PROBLEM STATEMENT: Search the material for the word "Melanin" and copy each line that holds it.

** START OF INPUT **

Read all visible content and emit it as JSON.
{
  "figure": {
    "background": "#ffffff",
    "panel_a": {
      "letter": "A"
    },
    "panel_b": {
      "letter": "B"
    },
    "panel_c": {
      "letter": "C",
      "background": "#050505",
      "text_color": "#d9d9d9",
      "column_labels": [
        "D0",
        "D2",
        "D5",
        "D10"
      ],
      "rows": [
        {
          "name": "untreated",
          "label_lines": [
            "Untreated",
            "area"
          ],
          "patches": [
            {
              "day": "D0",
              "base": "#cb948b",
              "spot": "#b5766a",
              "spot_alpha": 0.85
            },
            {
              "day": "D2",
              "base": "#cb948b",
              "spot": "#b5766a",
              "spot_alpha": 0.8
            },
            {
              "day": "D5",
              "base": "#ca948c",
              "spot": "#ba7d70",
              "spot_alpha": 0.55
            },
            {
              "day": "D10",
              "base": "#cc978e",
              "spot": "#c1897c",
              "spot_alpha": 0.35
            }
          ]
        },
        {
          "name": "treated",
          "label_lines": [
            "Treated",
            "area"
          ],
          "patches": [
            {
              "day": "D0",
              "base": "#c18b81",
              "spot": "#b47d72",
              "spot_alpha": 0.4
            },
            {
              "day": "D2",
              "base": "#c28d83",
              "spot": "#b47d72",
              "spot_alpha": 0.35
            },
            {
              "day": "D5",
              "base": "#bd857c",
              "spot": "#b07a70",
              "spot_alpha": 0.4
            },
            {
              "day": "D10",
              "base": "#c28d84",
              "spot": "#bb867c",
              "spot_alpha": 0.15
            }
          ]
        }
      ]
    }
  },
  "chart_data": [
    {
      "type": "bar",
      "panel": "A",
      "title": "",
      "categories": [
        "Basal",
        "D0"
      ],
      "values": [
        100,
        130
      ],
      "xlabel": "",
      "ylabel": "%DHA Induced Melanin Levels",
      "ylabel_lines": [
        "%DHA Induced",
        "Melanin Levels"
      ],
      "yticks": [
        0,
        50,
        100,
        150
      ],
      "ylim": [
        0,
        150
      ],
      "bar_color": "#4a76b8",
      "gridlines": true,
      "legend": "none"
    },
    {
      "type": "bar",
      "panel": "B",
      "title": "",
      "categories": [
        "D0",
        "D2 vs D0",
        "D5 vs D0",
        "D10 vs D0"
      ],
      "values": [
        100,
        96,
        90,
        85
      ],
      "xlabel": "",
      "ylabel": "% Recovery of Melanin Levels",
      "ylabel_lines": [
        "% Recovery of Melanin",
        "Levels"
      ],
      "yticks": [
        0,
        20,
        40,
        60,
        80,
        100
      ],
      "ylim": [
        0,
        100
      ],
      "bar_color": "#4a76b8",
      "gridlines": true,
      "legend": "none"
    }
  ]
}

** END OF INPUT **

EXERCISE RESPONSE:
      "ylabel": "%DHA Induced Melanin Levels",
        "Melanin Levels"
      "ylabel": "% Recovery of Melanin Levels",
        "% Recovery of Melanin",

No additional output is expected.